| Task details |
Retype the data that follows line by line, exactly, and leave its pictures out.

[Structured figure records]

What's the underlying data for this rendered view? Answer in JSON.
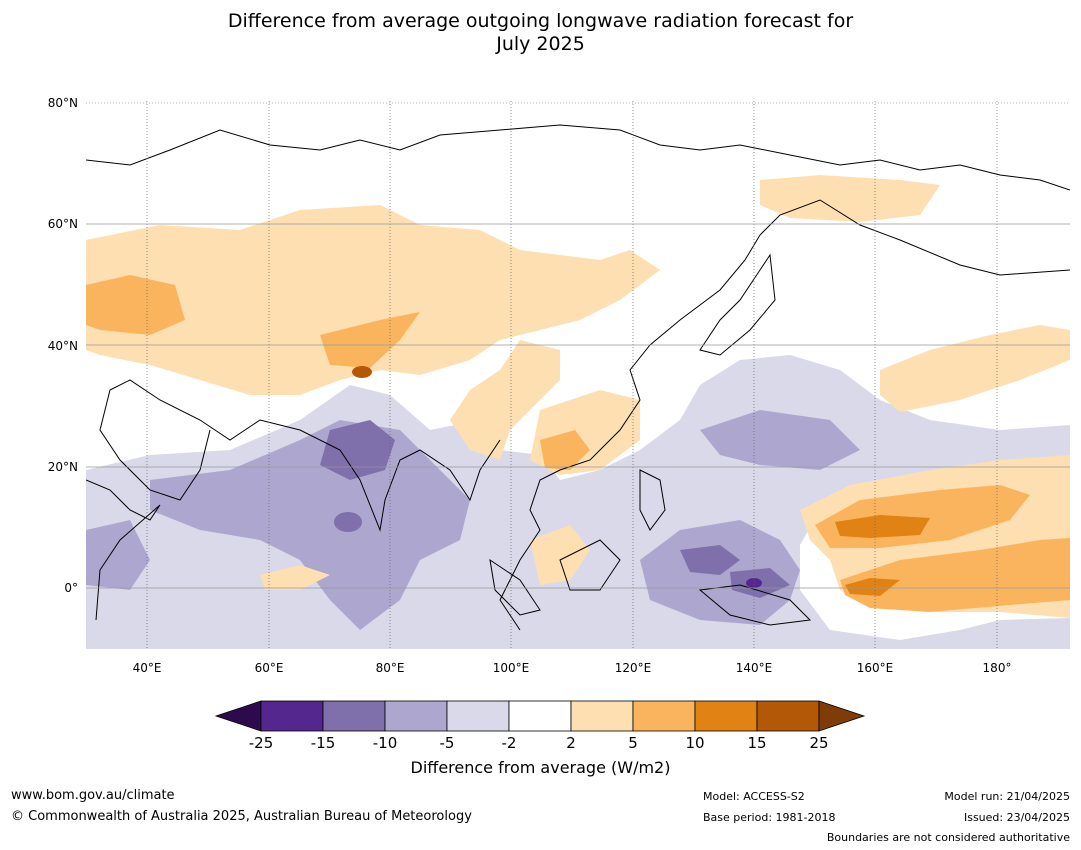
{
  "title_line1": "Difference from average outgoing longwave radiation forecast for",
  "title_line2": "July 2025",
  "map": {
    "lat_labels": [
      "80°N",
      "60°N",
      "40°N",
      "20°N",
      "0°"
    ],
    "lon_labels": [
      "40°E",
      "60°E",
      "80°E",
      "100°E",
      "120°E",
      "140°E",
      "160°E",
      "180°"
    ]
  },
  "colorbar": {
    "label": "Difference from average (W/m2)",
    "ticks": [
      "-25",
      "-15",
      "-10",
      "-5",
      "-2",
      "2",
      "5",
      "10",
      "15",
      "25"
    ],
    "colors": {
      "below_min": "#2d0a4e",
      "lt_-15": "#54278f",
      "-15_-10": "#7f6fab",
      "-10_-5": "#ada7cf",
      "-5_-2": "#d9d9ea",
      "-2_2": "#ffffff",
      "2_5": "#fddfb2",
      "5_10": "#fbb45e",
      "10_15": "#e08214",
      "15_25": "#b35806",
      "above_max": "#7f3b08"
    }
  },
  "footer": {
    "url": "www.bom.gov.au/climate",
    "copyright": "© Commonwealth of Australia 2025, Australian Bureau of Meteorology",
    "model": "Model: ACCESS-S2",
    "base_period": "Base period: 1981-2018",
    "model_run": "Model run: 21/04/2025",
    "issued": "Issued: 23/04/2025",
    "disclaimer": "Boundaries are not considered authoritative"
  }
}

| Answer below |
What's the underlying data for this rendered view? Answer in JSON.
{
  "title_line1": "Difference from average outgoing longwave radiation forecast for",
  "title_line2": "July 2025",
  "map": {
    "lat_labels": [
      "80°N",
      "60°N",
      "40°N",
      "20°N",
      "0°"
    ],
    "lon_labels": [
      "40°E",
      "60°E",
      "80°E",
      "100°E",
      "120°E",
      "140°E",
      "160°E",
      "180°"
    ]
  },
  "colorbar": {
    "label": "Difference from average (W/m2)",
    "ticks": [
      "-25",
      "-15",
      "-10",
      "-5",
      "-2",
      "2",
      "5",
      "10",
      "15",
      "25"
    ],
    "colors": {
      "below_min": "#2d0a4e",
      "lt_-15": "#54278f",
      "-15_-10": "#7f6fab",
      "-10_-5": "#ada7cf",
      "-5_-2": "#d9d9ea",
      "-2_2": "#ffffff",
      "2_5": "#fddfb2",
      "5_10": "#fbb45e",
      "10_15": "#e08214",
      "15_25": "#b35806",
      "above_max": "#7f3b08"
    }
  },
  "footer": {
    "url": "www.bom.gov.au/climate",
    "copyright": "© Commonwealth of Australia 2025, Australian Bureau of Meteorology",
    "model": "Model: ACCESS-S2",
    "base_period": "Base period: 1981-2018",
    "model_run": "Model run: 21/04/2025",
    "issued": "Issued: 23/04/2025",
    "disclaimer": "Boundaries are not considered authoritative"
  }
}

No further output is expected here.